Restate, word for word, the run of lines that starts at the line containing "Convert this document image to plain text." and ends with the final line of the listing. Leave pictures out.

■ ■ ■ ■ ■

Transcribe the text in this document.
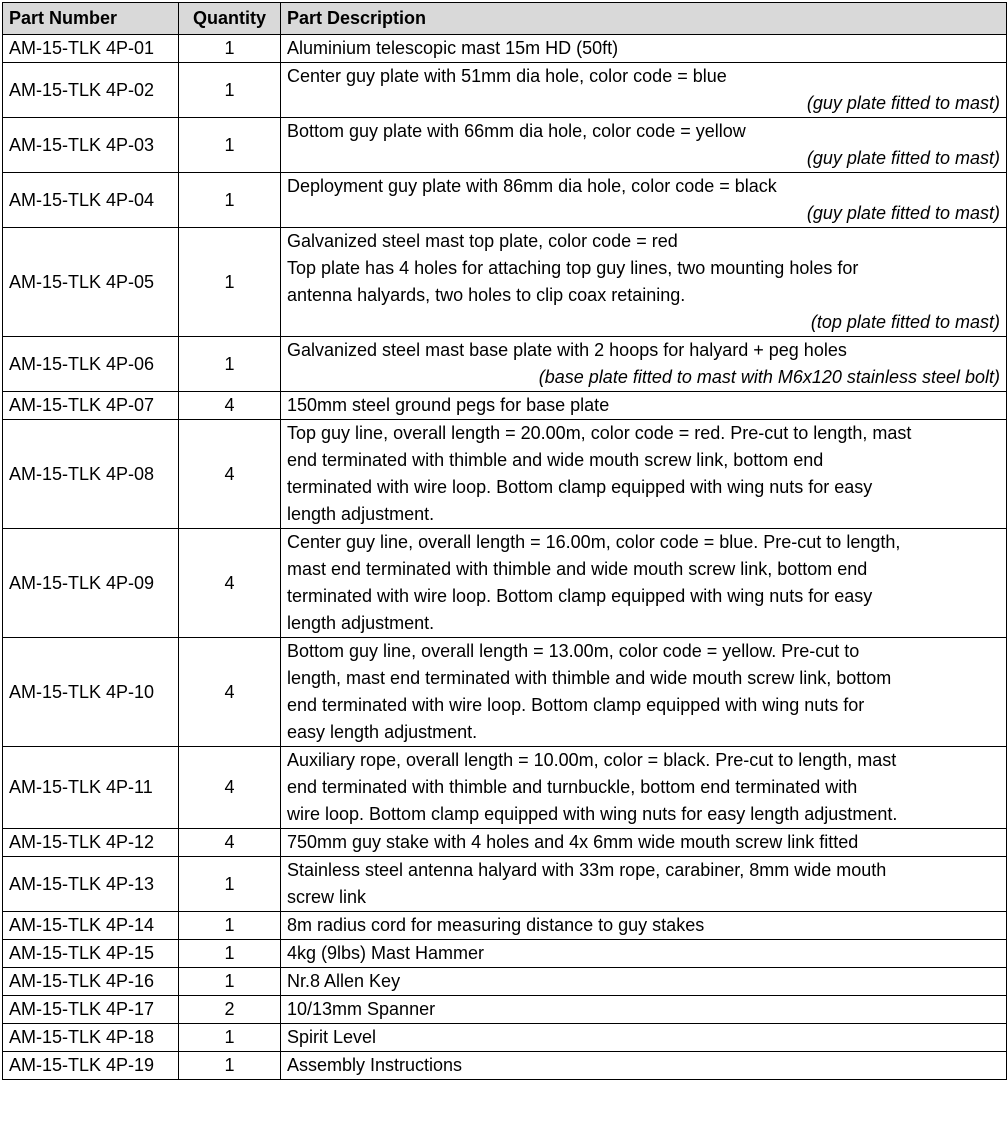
Part Number	Quantity	Part Description
AM-15-TLK 4P-01	1	Aluminium telescopic mast 15m HD (50ft)

AM-15-TLK 4P-02	1	Center guy plate with 51mm dia hole, color code = blue
(guy plate fitted to mast)

AM-15-TLK 4P-03	1	Bottom guy plate with 66mm dia hole, color code = yellow
(guy plate fitted to mast)

AM-15-TLK 4P-04	1	Deployment guy plate with 86mm dia hole, color code = black
(guy plate fitted to mast)

AM-15-TLK 4P-05	1	Galvanized steel mast top plate, color code = red
Top plate has 4 holes for attaching top guy lines, two mounting holes for
antenna halyards, two holes to clip coax retaining.
(top plate fitted to mast)

AM-15-TLK 4P-06	1	Galvanized steel mast base plate with 2 hoops for halyard + peg holes
(base plate fitted to mast with M6x120 stainless steel bolt)

AM-15-TLK 4P-07	4	150mm steel ground pegs for base plate

AM-15-TLK 4P-08	4	Top guy line, overall length = 20.00m, color code = red. Pre-cut to length, mast
end terminated with thimble and wide mouth screw link, bottom end
terminated with wire loop. Bottom clamp equipped with wing nuts for easy
length adjustment.

AM-15-TLK 4P-09	4	Center guy line, overall length = 16.00m, color code = blue. Pre-cut to length,
mast end terminated with thimble and wide mouth screw link, bottom end
terminated with wire loop. Bottom clamp equipped with wing nuts for easy
length adjustment.

AM-15-TLK 4P-10	4	Bottom guy line, overall length = 13.00m, color code = yellow. Pre-cut to
length, mast end terminated with thimble and wide mouth screw link, bottom
end terminated with wire loop. Bottom clamp equipped with wing nuts for
easy length adjustment.

AM-15-TLK 4P-11	4	Auxiliary rope, overall length = 10.00m, color = black. Pre-cut to length, mast
end terminated with thimble and turnbuckle, bottom end terminated with
wire loop. Bottom clamp equipped with wing nuts for easy length adjustment.

AM-15-TLK 4P-12	4	750mm guy stake with 4 holes and 4x 6mm wide mouth screw link fitted

AM-15-TLK 4P-13	1	Stainless steel antenna halyard with 33m rope, carabiner, 8mm wide mouth
screw link

AM-15-TLK 4P-14	1	8m radius cord for measuring distance to guy stakes

AM-15-TLK 4P-15	1	4kg (9lbs) Mast Hammer

AM-15-TLK 4P-16	1	Nr.8 Allen Key

AM-15-TLK 4P-17	2	10/13mm Spanner

AM-15-TLK 4P-18	1	Spirit Level

AM-15-TLK 4P-19	1	Assembly Instructions
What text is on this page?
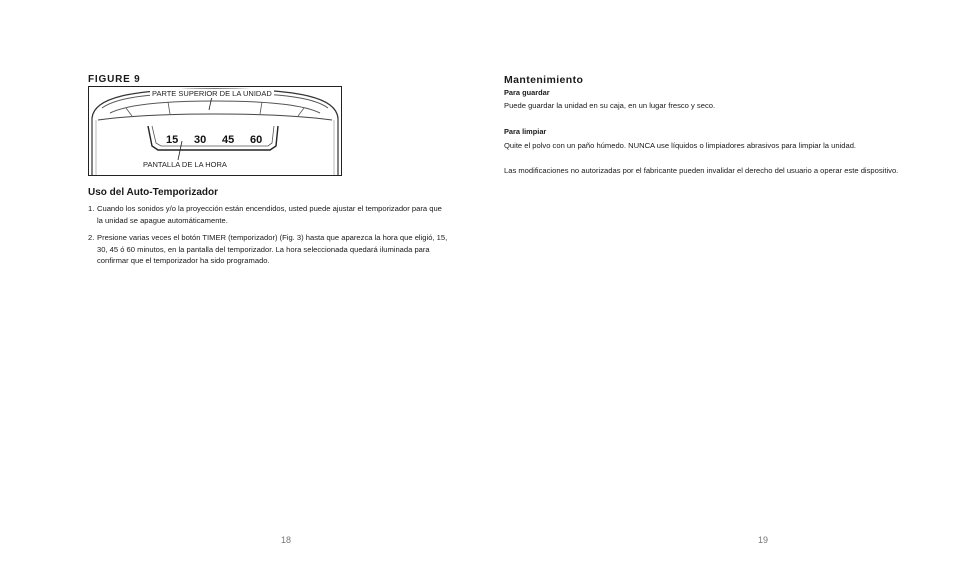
FIGURE 9
15 30 45 60
PARTE SUPERIOR DE LA UNIDAD
PANTALLA DE LA HORA
Uso del Auto-Temporizador
1. Cuando los sonidos y/o la proyección están encendidos, usted puede ajustar el temporizador para que la unidad se apague automáticamente.
2. Presione varias veces el botón TIMER (temporizador) (Fig. 3) hasta que aparezca la hora que eligió, 15, 30, 45 ó 60 minutos, en la pantalla del temporizador. La hora seleccionada quedará iluminada para confirmar que el temporizador ha sido programado.
18
Mantenimiento
Para guardar
Puede guardar la unidad en su caja, en un lugar fresco y seco.
Para limpiar
Quite el polvo con un paño húmedo. NUNCA use líquidos o limpiadores abrasivos para limpiar la unidad.
Las modificaciones no autorizadas por el fabricante pueden invalidar el derecho del usuario a operar este dispositivo.
19
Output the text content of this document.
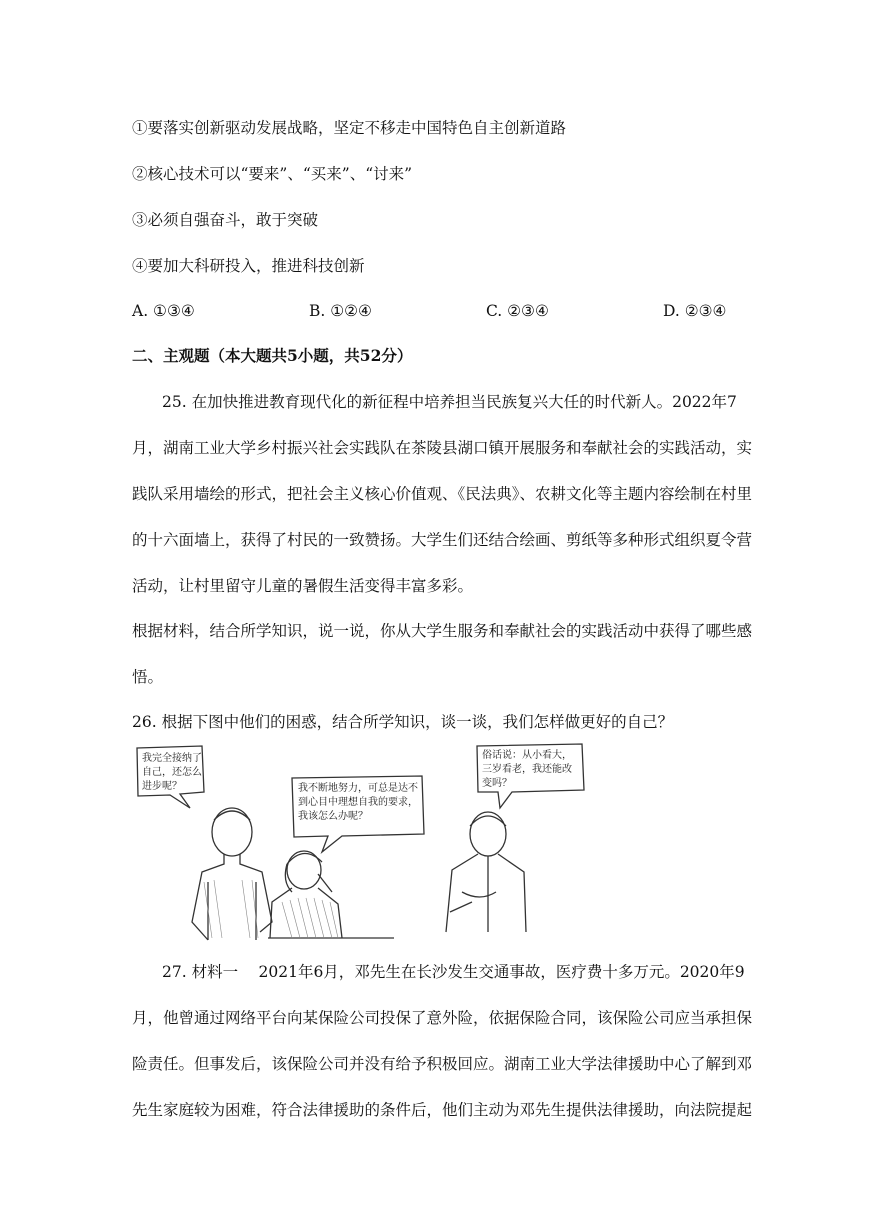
①要落实创新驱动发展战略，坚定不移走中国特色自主创新道路
②核心技术可以“要来”、“买来”、“讨来”
③必须自强奋斗，敢于突破
④要加大科研投入，推进科技创新
A. ①③④	B. ①②④	C. ②③④	D. ②③④
二、主观题（本大题共5小题，共52分）
25. 在加快推进教育现代化的新征程中培养担当民族复兴大任的时代新人。2022年7
月，湖南工业大学乡村振兴社会实践队在茶陵县湖口镇开展服务和奉献社会的实践活动，实
践队采用墙绘的形式，把社会主义核心价值观、《民法典》、农耕文化等主题内容绘制在村里
的十六面墙上，获得了村民的一致赞扬。大学生们还结合绘画、剪纸等多种形式组织夏令营
活动，让村里留守儿童的暑假生活变得丰富多彩。
根据材料，结合所学知识，说一说，你从大学生服务和奉献社会的实践活动中获得了哪些感
悟。
26. 根据下图中他们的困惑，结合所学知识，谈一谈，我们怎样做更好的自己？
我完全接纳了自己，还怎么进步呢？	我不断地努力，可总是达不到心目中理想自我的要求，我该怎么办呢？
俗话说：从小看大，三岁看老，我还能改变吗？
27. 材料一　 2021年6月，邓先生在长沙发生交通事故，医疗费十多万元。2020年9
月，他曾通过网络平台向某保险公司投保了意外险，依据保险合同，该保险公司应当承担保
险责任。但事发后，该保险公司并没有给予积极回应。湖南工业大学法律援助中心了解到邓
先生家庭较为困难，符合法律援助的条件后，他们主动为邓先生提供法律援助，向法院提起
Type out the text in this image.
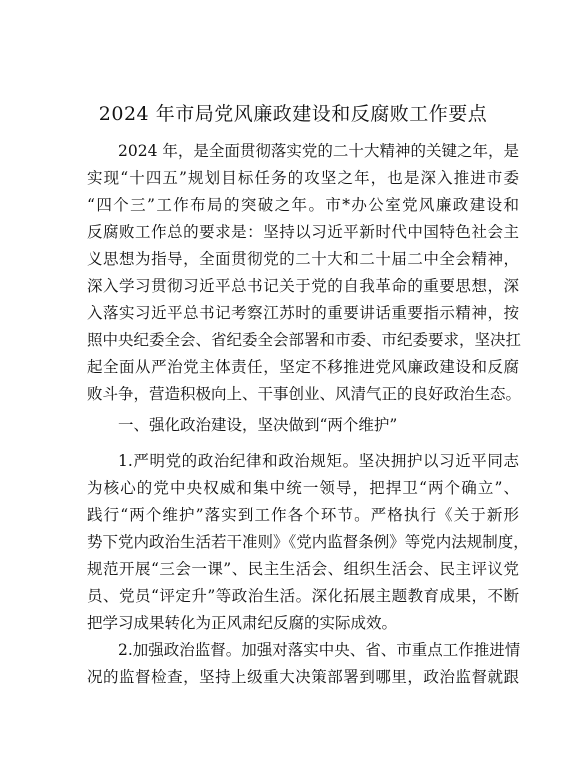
2024 年市局党风廉政建设和反腐败工作要点
2024 年，是全面贯彻落实党的二十大精神的关键之年，是
实现“十四五”规划目标任务的攻坚之年，也是深入推进市委
“四个三”工作布局的突破之年。市*办公室党风廉政建设和
反腐败工作总的要求是：坚持以习近平新时代中国特色社会主
义思想为指导，全面贯彻党的二十大和二十届二中全会精神，
深入学习贯彻习近平总书记关于党的自我革命的重要思想，深
入落实习近平总书记考察江苏时的重要讲话重要指示精神，按
照中央纪委全会、省纪委全会部署和市委、市纪委要求，坚决扛
起全面从严治党主体责任，坚定不移推进党风廉政建设和反腐
败斗争，营造积极向上、干事创业、风清气正的良好政治生态。
一、强化政治建设，坚决做到“两个维护”
1.严明党的政治纪律和政治规矩。坚决拥护以习近平同志
为核心的党中央权威和集中统一领导，把捍卫“两个确立”、
践行“两个维护”落实到工作各个环节。严格执行《关于新形
势下党内政治生活若干准则》《党内监督条例》等党内法规制度，
规范开展“三会一课”、民主生活会、组织生活会、民主评议党
员、党员“评定升”等政治生活。深化拓展主题教育成果，不断
把学习成果转化为正风肃纪反腐的实际成效。
2.加强政治监督。加强对落实中央、省、市重点工作推进情
况的监督检查，坚持上级重大决策部署到哪里，政治监督就跟
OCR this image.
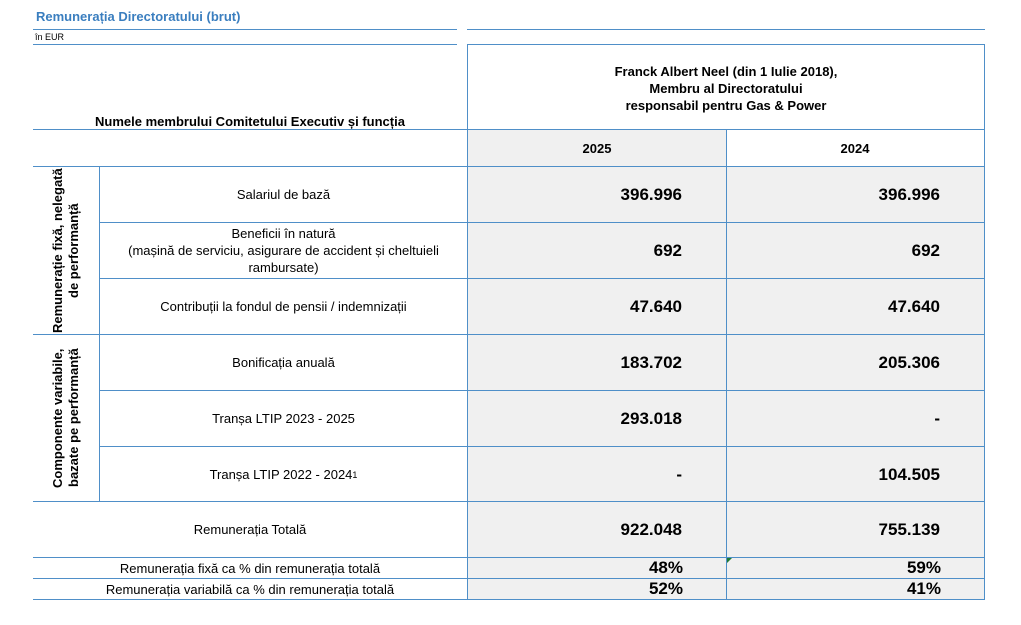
Remunerația Directoratului (brut)
în EUR
Numele membrului Comitetului Executiv și funcția
Franck Albert Neel (din 1 Iulie 2018),
Membru al Directoratului
responsabil pentru Gas & Power
2025	2024
Remunerație fixă, nelegată de performanță
Componente variabile, bazate pe performanță
Salariul de bază
Beneficii în natură
(mașină de serviciu, asigurare de accident și cheltuieli
rambursate)
Contribuții la fondul de pensii / indemnizații
Bonificația anuală
Tranșa LTIP 2023 - 2025
Tranșa LTIP 2022 - 2024 1
Remunerația Totală
Remunerația fixă ca % din remunerația totală
Remunerația variabilă ca % din remunerația totală
396.996
692
47.640
183.702
293.018
-
922.048
48%
52%
396.996
692
47.640
205.306
-
104.505
755.139
59%
41%
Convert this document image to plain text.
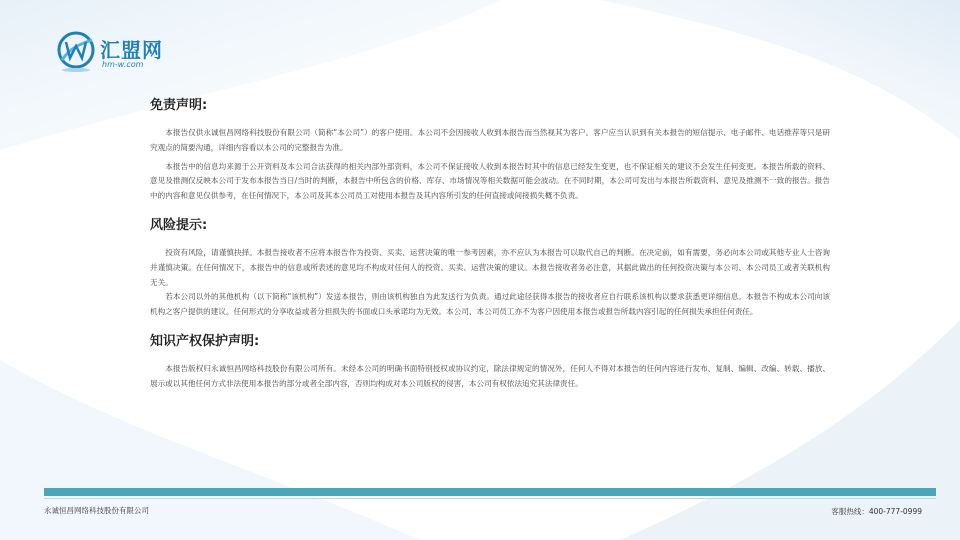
汇盟网
hm-w.com
免责声明:

本报告仅供永诚恒昌网络科技股份有限公司（简称“本公司”）的客户使用。本公司不会因接收人收到本报告而当然视其为客户。客户应当认识到有关本报告的短信提示、电子邮件、电话推荐等只是研究观点的简要沟通，详细内容看以本公司的完整报告为准。

本报告中的信息均来源于公开资料及本公司合法获得的相关内部外部资料，本公司不保证接收人收到本报告时其中的信息已经发生变更，也不保证相关的建议不会发生任何变更。本报告所载的资料、意见及推测仅反映本公司于发布本报告当日/当时的判断，本报告中所包含的价格、库存、市场情况等相关数据可能会波动。在不同时期，本公司可发出与本报告所载资料、意见及推测不一致的报告。报告中的内容和意见仅供参考，在任何情况下，本公司及其本公司员工对使用本报告及其内容所引发的任何直接或间接损失概不负责。

风险提示:

投资有风险，请谨慎抉择。本报告接收者不应将本报告作为投资、买卖、运营决策的唯一参考因素，亦不应认为本报告可以取代自己的判断。在决定前，如有需要，务必向本公司或其他专业人士咨询并谨慎决策。在任何情况下，本报告中的信息或所表述的意见均不构成对任何人的投资、买卖、运营决策的建议。本报告接收者务必注意，其据此做出的任何投资决策与本公司、本公司员工或者关联机构无关。

若本公司以外的其他机构（以下简称“该机构”）发送本报告，则由该机构独自为此发送行为负责。通过此途径获得本报告的接收者应自行联系该机构以要求获悉更详细信息。本报告不构成本公司向该机构之客户提供的建议。任何形式的分享收益或者分担损失的书面或口头承诺均为无效。本公司、本公司员工亦不为客户因使用本报告或报告所载内容引起的任何损失承担任何责任。

知识产权保护声明:

本报告版权归永诚恒昌网络科技股份有限公司所有。未经本公司的明确书面特别授权或协议约定，除法律规定的情况外，任何人不得对本报告的任何内容进行发布、复制、编辑、改编、转载、播放、展示或以其他任何方式非法使用本报告的部分或者全部内容，否则均构成对本公司版权的侵害，本公司有权依法追究其法律责任。

永诚恒昌网络科技股份有限公司	客服热线：400-777-0999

■ ■ ■ ■ ■

#### [Complete response]
Convert this document image to plain text.
汇盟网
hm-w.com
免责声明:

本报告仅供永诚恒昌网络科技股份有限公司（简称“本公司”）的客户使用。本公司不会因接收人收到本报告而当然视其为客户。客户应当认识到有关本报告的短信提示、电子邮件、电话推荐等只是研究观点的简要沟通，详细内容看以本公司的完整报告为准。

本报告中的信息均来源于公开资料及本公司合法获得的相关内部外部资料，本公司不保证接收人收到本报告时其中的信息已经发生变更，也不保证相关的建议不会发生任何变更。本报告所载的资料、意见及推测仅反映本公司于发布本报告当日/当时的判断，本报告中所包含的价格、库存、市场情况等相关数据可能会波动。在不同时期，本公司可发出与本报告所载资料、意见及推测不一致的报告。报告中的内容和意见仅供参考，在任何情况下，本公司及其本公司员工对使用本报告及其内容所引发的任何直接或间接损失概不负责。

风险提示:

投资有风险，请谨慎抉择。本报告接收者不应将本报告作为投资、买卖、运营决策的唯一参考因素，亦不应认为本报告可以取代自己的判断。在决定前，如有需要，务必向本公司或其他专业人士咨询并谨慎决策。在任何情况下，本报告中的信息或所表述的意见均不构成对任何人的投资、买卖、运营决策的建议。本报告接收者务必注意，其据此做出的任何投资决策与本公司、本公司员工或者关联机构无关。

若本公司以外的其他机构（以下简称“该机构”）发送本报告，则由该机构独自为此发送行为负责。通过此途径获得本报告的接收者应自行联系该机构以要求获悉更详细信息。本报告不构成本公司向该机构之客户提供的建议。任何形式的分享收益或者分担损失的书面或口头承诺均为无效。本公司、本公司员工亦不为客户因使用本报告或报告所载内容引起的任何损失承担任何责任。

知识产权保护声明:

本报告版权归永诚恒昌网络科技股份有限公司所有。未经本公司的明确书面特别授权或协议约定，除法律规定的情况外，任何人不得对本报告的任何内容进行发布、复制、编辑、改编、转载、播放、展示或以其他任何方式非法使用本报告的部分或者全部内容，否则均构成对本公司版权的侵害，本公司有权依法追究其法律责任。

永诚恒昌网络科技股份有限公司	客服热线：400-777-0999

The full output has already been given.